Exercise instructions: Find how many lines in the data below mention "Hierarchia". Give the number only.

Raw records:
---------------

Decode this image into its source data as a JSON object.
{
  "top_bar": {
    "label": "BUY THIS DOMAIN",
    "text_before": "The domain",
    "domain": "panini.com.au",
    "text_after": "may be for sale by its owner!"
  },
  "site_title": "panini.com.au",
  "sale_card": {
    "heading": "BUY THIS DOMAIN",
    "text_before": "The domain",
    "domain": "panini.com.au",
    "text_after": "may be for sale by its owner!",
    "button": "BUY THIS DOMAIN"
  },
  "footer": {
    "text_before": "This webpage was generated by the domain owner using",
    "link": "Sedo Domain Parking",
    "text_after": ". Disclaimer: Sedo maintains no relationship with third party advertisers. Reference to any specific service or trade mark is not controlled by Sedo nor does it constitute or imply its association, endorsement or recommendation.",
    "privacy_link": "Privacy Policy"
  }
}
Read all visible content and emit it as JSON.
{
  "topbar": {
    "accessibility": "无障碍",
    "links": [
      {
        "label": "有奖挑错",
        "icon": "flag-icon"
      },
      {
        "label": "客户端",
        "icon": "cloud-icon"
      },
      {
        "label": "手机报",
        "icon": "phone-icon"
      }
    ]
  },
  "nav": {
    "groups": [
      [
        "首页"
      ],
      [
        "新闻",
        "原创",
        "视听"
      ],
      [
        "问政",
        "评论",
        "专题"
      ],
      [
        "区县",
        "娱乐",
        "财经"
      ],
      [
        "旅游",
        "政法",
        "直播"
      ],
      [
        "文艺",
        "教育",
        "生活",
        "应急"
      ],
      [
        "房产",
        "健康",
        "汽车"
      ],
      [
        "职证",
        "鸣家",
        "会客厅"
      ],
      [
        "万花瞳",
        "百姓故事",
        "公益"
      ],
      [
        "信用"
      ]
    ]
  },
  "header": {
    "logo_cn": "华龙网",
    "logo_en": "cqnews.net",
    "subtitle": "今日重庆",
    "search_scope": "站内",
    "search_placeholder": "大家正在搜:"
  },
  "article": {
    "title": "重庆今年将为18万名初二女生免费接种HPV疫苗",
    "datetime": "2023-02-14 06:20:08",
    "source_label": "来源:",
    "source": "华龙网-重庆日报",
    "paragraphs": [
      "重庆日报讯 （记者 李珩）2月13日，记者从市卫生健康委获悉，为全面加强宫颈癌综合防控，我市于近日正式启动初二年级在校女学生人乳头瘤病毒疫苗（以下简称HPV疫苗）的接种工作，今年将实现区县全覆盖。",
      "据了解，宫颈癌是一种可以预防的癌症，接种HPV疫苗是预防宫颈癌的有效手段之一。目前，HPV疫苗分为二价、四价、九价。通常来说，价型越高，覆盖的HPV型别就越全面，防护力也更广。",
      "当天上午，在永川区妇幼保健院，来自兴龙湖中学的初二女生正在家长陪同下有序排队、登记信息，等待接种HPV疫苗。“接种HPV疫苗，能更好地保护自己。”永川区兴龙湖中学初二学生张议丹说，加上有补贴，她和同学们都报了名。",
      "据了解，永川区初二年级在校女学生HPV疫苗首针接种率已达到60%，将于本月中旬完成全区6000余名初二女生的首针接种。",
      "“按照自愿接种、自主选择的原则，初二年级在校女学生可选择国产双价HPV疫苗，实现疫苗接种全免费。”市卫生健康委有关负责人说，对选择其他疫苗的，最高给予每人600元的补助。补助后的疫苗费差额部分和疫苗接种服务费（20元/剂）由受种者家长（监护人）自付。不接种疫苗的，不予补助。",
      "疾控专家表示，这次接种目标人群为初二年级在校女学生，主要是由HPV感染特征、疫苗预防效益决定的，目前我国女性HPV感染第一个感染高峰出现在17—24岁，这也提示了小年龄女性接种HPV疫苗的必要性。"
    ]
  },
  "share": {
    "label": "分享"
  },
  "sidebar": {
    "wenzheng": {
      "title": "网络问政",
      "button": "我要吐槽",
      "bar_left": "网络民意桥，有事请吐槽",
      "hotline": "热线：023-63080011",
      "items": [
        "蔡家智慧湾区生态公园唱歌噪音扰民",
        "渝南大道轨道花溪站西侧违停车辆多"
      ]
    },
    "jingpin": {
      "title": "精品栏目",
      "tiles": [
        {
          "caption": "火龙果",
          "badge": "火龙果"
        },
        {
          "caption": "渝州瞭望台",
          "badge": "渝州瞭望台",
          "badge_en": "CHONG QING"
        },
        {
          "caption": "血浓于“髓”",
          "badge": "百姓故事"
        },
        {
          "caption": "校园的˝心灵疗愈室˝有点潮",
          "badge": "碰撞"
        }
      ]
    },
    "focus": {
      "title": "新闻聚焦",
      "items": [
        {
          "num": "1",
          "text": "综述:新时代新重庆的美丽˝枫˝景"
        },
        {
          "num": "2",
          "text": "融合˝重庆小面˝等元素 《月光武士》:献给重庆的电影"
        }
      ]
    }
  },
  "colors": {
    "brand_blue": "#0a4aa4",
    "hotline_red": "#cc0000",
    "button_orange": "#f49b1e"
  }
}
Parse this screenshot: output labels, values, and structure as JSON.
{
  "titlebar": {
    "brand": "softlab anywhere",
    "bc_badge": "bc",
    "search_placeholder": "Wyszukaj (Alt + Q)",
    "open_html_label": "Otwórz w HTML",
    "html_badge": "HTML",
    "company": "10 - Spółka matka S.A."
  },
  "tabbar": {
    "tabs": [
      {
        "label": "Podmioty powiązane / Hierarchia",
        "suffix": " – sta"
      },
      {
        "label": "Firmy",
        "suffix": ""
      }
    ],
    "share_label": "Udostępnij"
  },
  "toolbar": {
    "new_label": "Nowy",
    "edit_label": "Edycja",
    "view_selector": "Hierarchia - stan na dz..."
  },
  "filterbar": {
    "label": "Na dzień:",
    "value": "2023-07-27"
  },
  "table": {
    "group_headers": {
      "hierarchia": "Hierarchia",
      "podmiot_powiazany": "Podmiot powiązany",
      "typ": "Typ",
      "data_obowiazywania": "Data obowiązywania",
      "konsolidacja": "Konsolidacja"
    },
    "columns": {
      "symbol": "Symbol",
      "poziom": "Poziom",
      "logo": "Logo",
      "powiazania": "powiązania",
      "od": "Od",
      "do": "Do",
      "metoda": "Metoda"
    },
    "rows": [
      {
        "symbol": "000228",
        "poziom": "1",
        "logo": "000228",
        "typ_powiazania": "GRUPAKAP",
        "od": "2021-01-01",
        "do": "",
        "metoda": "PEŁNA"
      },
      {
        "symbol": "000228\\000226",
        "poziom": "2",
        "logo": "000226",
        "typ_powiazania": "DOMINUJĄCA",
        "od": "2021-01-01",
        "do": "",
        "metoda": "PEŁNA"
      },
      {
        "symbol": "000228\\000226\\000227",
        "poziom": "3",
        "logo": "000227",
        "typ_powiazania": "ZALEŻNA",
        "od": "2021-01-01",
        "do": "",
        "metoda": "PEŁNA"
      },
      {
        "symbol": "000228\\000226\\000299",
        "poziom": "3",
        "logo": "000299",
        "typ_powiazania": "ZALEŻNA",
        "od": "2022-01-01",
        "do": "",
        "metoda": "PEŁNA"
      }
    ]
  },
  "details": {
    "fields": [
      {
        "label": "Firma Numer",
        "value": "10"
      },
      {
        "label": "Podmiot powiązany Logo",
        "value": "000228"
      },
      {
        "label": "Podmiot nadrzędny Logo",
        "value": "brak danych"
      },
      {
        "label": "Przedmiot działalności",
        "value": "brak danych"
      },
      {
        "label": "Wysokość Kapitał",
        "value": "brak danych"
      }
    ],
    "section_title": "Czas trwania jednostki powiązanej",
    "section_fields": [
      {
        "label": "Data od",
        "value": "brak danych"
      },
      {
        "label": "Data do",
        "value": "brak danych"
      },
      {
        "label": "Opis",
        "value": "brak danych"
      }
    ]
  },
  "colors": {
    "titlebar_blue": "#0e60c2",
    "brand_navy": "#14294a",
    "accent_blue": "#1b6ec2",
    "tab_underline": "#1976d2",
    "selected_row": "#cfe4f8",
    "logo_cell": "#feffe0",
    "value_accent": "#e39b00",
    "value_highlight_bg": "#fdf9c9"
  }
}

---------------

The completed task: 3